● What the task asks
Pull out every line with the word "type".

━━━━━━━━━━

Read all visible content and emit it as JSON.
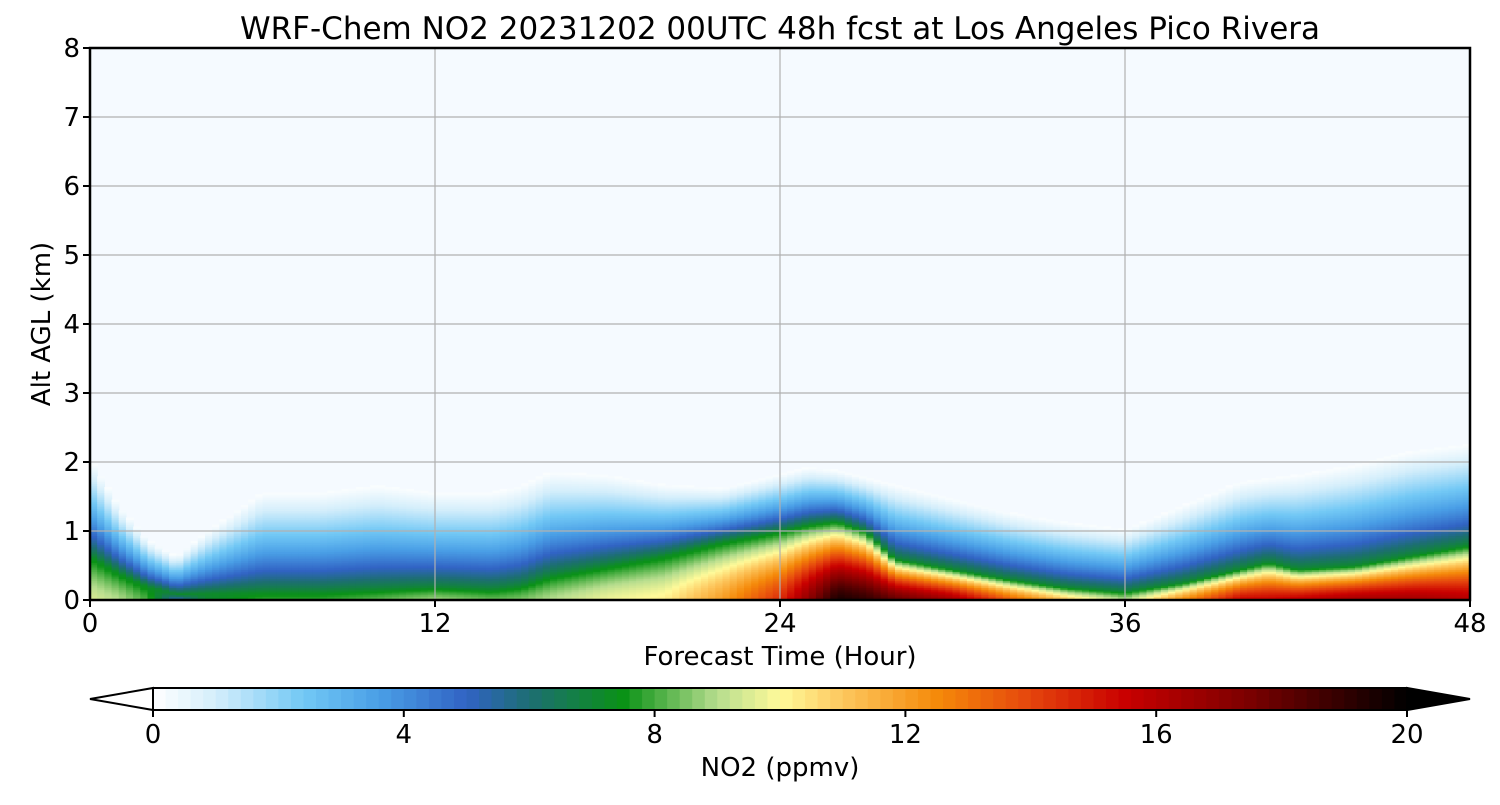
{
  "chart_data": {
    "type": "heatmap",
    "title": "WRF-Chem NO2  20231202 00UTC 48h fcst at Los Angeles Pico Rivera",
    "xlabel": "Forecast Time (Hour)",
    "ylabel": "Alt AGL (km)",
    "xlim": [
      0,
      48
    ],
    "ylim": [
      0,
      8
    ],
    "xticks": [
      "0",
      "12",
      "24",
      "36",
      "48"
    ],
    "yticks": [
      "0",
      "1",
      "2",
      "3",
      "4",
      "5",
      "6",
      "7",
      "8"
    ],
    "grid": true,
    "colorbar": {
      "label": "NO2  (ppmv)",
      "min": 0,
      "max": 20,
      "ticks": [
        "0",
        "4",
        "8",
        "12",
        "16",
        "20"
      ],
      "extend": "both",
      "orientation": "horizontal",
      "placement": "bottom"
    },
    "colormap": [
      {
        "value": 0,
        "color": "#ffffff"
      },
      {
        "value": 1,
        "color": "#d4eefb"
      },
      {
        "value": 2.4,
        "color": "#72c8f5"
      },
      {
        "value": 3.6,
        "color": "#4a9fe6"
      },
      {
        "value": 5,
        "color": "#3163c4"
      },
      {
        "value": 6,
        "color": "#1d6e73"
      },
      {
        "value": 7.5,
        "color": "#0a9216"
      },
      {
        "value": 9,
        "color": "#b6dd8e"
      },
      {
        "value": 10,
        "color": "#fffa9a"
      },
      {
        "value": 11,
        "color": "#fdc75e"
      },
      {
        "value": 12.5,
        "color": "#f58a0a"
      },
      {
        "value": 14,
        "color": "#e5450d"
      },
      {
        "value": 15.5,
        "color": "#c90000"
      },
      {
        "value": 17.5,
        "color": "#7a0000"
      },
      {
        "value": 20,
        "color": "#000000"
      }
    ],
    "background_color": "#f5faff",
    "x_hours": [
      0,
      1,
      2,
      3,
      4,
      6,
      8,
      10,
      12,
      14,
      15,
      16,
      18,
      20,
      22,
      24,
      25,
      26,
      27,
      28,
      30,
      32,
      34,
      36,
      38,
      40,
      41,
      42,
      44,
      46,
      48
    ],
    "profile_fields": [
      "surface_value_ppmv",
      "mixing_depth_km",
      "plume_depth_km"
    ],
    "profiles": [
      [
        9.5,
        2.1,
        0.65
      ],
      [
        9.0,
        1.4,
        0.4
      ],
      [
        8.0,
        0.9,
        0.2
      ],
      [
        5.0,
        0.65,
        0.09
      ],
      [
        7.0,
        1.0,
        0.1
      ],
      [
        7.8,
        1.6,
        0.12
      ],
      [
        7.8,
        1.6,
        0.12
      ],
      [
        8.2,
        1.7,
        0.15
      ],
      [
        8.8,
        1.6,
        0.18
      ],
      [
        8.3,
        1.6,
        0.15
      ],
      [
        8.5,
        1.7,
        0.2
      ],
      [
        9.0,
        1.9,
        0.35
      ],
      [
        9.8,
        1.85,
        0.5
      ],
      [
        10.2,
        1.7,
        0.65
      ],
      [
        12.0,
        1.65,
        0.85
      ],
      [
        14.5,
        1.85,
        1.0
      ],
      [
        17.0,
        1.95,
        1.1
      ],
      [
        19.5,
        1.9,
        1.15
      ],
      [
        19.0,
        1.8,
        1.0
      ],
      [
        18.0,
        1.7,
        0.6
      ],
      [
        16.5,
        1.5,
        0.45
      ],
      [
        13.5,
        1.3,
        0.3
      ],
      [
        11.0,
        1.15,
        0.18
      ],
      [
        9.0,
        1.05,
        0.12
      ],
      [
        12.5,
        1.4,
        0.25
      ],
      [
        15.5,
        1.75,
        0.45
      ],
      [
        15.5,
        1.8,
        0.55
      ],
      [
        15.8,
        1.85,
        0.45
      ],
      [
        16.5,
        2.0,
        0.5
      ],
      [
        16.5,
        2.2,
        0.65
      ],
      [
        16.0,
        2.3,
        0.8
      ]
    ]
  }
}
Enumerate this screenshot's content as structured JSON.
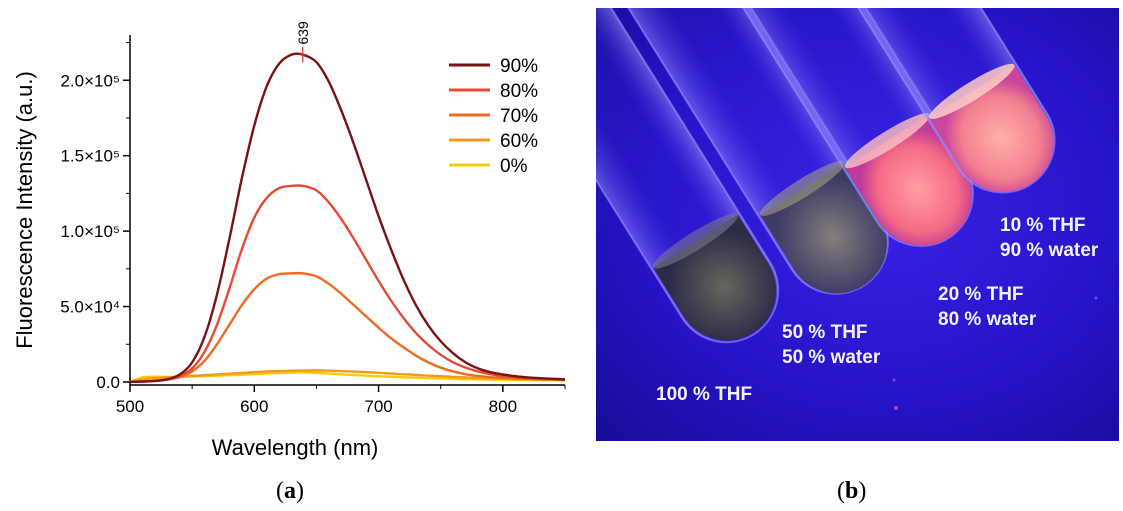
{
  "chart_data": {
    "type": "line",
    "xlabel": "Wavelength (nm)",
    "ylabel": "Fluorescence Intensity (a.u.)",
    "xlim": [
      500,
      850
    ],
    "ylim": [
      -2000,
      230000
    ],
    "xticks": [
      "500",
      "600",
      "700",
      "800"
    ],
    "xtick_values": [
      500,
      600,
      700,
      800
    ],
    "yticks": [
      "0.0",
      "5.0×10⁴",
      "1.0×10⁵",
      "1.5×10⁵",
      "2.0×10⁵"
    ],
    "ytick_values": [
      0,
      50000,
      100000,
      150000,
      200000
    ],
    "legend_position": "top-right",
    "peak_annotation": {
      "label": "639",
      "x": 639,
      "y": 217000
    },
    "x": [
      500,
      510,
      520,
      530,
      540,
      550,
      560,
      570,
      580,
      590,
      600,
      610,
      620,
      630,
      639,
      650,
      660,
      670,
      680,
      690,
      700,
      710,
      720,
      730,
      740,
      750,
      760,
      770,
      780,
      790,
      800,
      810,
      820,
      830,
      840,
      850
    ],
    "series": [
      {
        "name": "90%",
        "color": "#7a1212",
        "values": [
          0,
          300,
          700,
          1800,
          5000,
          13000,
          30000,
          58000,
          95000,
          135000,
          170000,
          196000,
          211000,
          217000,
          217000,
          212000,
          199000,
          180000,
          158000,
          134000,
          110000,
          88000,
          68000,
          51000,
          37500,
          27000,
          19000,
          13000,
          9000,
          6500,
          5000,
          3800,
          3000,
          2500,
          2100,
          1800
        ]
      },
      {
        "name": "80%",
        "color": "#e64a33",
        "values": [
          0,
          300,
          700,
          1600,
          3800,
          9000,
          20000,
          38000,
          62000,
          88000,
          109000,
          122000,
          128500,
          130000,
          130000,
          127000,
          119000,
          108000,
          95000,
          81000,
          67000,
          54000,
          42500,
          32500,
          24500,
          18000,
          13000,
          9500,
          7000,
          5200,
          4000,
          3200,
          2600,
          2200,
          1900,
          1600
        ]
      },
      {
        "name": "70%",
        "color": "#ee6a22",
        "values": [
          0,
          400,
          800,
          1600,
          3200,
          7000,
          14000,
          25000,
          38000,
          51000,
          61500,
          68500,
          71500,
          72000,
          72000,
          70000,
          65000,
          58500,
          51000,
          43500,
          36000,
          29000,
          23000,
          17500,
          13000,
          9500,
          7000,
          5200,
          4000,
          3200,
          2700,
          2300,
          2000,
          1800,
          1600,
          1500
        ]
      },
      {
        "name": "60%",
        "color": "#f39a1a",
        "values": [
          0,
          1500,
          2500,
          3000,
          3500,
          4000,
          4500,
          5000,
          5500,
          6000,
          6500,
          7000,
          7200,
          7500,
          7600,
          7700,
          7500,
          7200,
          6900,
          6500,
          6100,
          5600,
          5100,
          4700,
          4200,
          3800,
          3400,
          3000,
          2700,
          2400,
          2200,
          2000,
          1800,
          1700,
          1600,
          1500
        ]
      },
      {
        "name": "0%",
        "color": "#f7cc10",
        "values": [
          0,
          3000,
          3500,
          3300,
          3400,
          3600,
          3900,
          4200,
          4500,
          4800,
          5200,
          5600,
          6000,
          6200,
          6300,
          6000,
          5600,
          5100,
          4600,
          4200,
          3800,
          3400,
          3100,
          2800,
          2500,
          2300,
          2100,
          1900,
          1700,
          1600,
          1500,
          1400,
          1300,
          1200,
          1100,
          1000
        ]
      }
    ]
  },
  "photo": {
    "labels": [
      {
        "line1": "100 % THF",
        "line2": ""
      },
      {
        "line1": "50 % THF",
        "line2": "50 % water"
      },
      {
        "line1": "20 % THF",
        "line2": "80 % water"
      },
      {
        "line1": "10 % THF",
        "line2": "90 % water"
      }
    ]
  },
  "captions": {
    "a": "a",
    "b": "b"
  }
}
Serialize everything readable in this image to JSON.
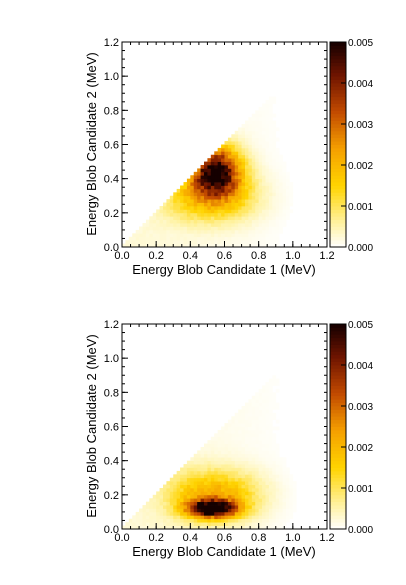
{
  "chart_data": [
    {
      "type": "heatmap",
      "title": "",
      "xlabel": "Energy Blob Candidate 1 (MeV)",
      "ylabel": "Energy Blob Candidate 2 (MeV)",
      "xlim": [
        0,
        1.2
      ],
      "ylim": [
        0,
        1.2
      ],
      "x_ticks": [
        "0.0",
        "0.2",
        "0.4",
        "0.6",
        "0.8",
        "1.0",
        "1.2"
      ],
      "y_ticks": [
        "0.0",
        "0.2",
        "0.4",
        "0.6",
        "0.8",
        "1.0",
        "1.2"
      ],
      "colorbar_ticks": [
        "0.000",
        "0.001",
        "0.002",
        "0.003",
        "0.004",
        "0.005"
      ],
      "zlim": [
        0,
        0.005
      ],
      "bins": 60,
      "region": "y <= x (lower triangle, thin band to ~1.05 MeV)",
      "hotspots": [
        {
          "x": 0.55,
          "y": 0.45,
          "z": 0.0046
        },
        {
          "x": 0.42,
          "y": 0.3,
          "z": 0.0012
        },
        {
          "x": 0.62,
          "y": 0.3,
          "z": 0.0012
        }
      ]
    },
    {
      "type": "heatmap",
      "title": "",
      "xlabel": "Energy Blob Candidate 1 (MeV)",
      "ylabel": "Energy Blob Candidate 2 (MeV)",
      "xlim": [
        0,
        1.2
      ],
      "ylim": [
        0,
        1.2
      ],
      "x_ticks": [
        "0.0",
        "0.2",
        "0.4",
        "0.6",
        "0.8",
        "1.0",
        "1.2"
      ],
      "y_ticks": [
        "0.0",
        "0.2",
        "0.4",
        "0.6",
        "0.8",
        "1.0",
        "1.2"
      ],
      "colorbar_ticks": [
        "0.000",
        "0.001",
        "0.002",
        "0.003",
        "0.004",
        "0.005"
      ],
      "zlim": [
        0,
        0.005
      ],
      "bins": 60,
      "region": "y <= x (lower triangle, thin band to ~1.05 MeV)",
      "hotspots": [
        {
          "x": 0.53,
          "y": 0.12,
          "z": 0.0052
        },
        {
          "x": 0.45,
          "y": 0.2,
          "z": 0.0014
        },
        {
          "x": 0.65,
          "y": 0.2,
          "z": 0.0012
        }
      ]
    }
  ],
  "colors": {
    "low": "#ffffff",
    "mid1": "#fff2a0",
    "mid2": "#ffd400",
    "mid3": "#f5a000",
    "mid4": "#c24a00",
    "mid5": "#6e1400",
    "high": "#150000"
  }
}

━━━━━━━━━━

● Answer to the exercise
    "type": "heatmap",
    "type": "line",
      "type": "heatmap",
      "type": "heatmap",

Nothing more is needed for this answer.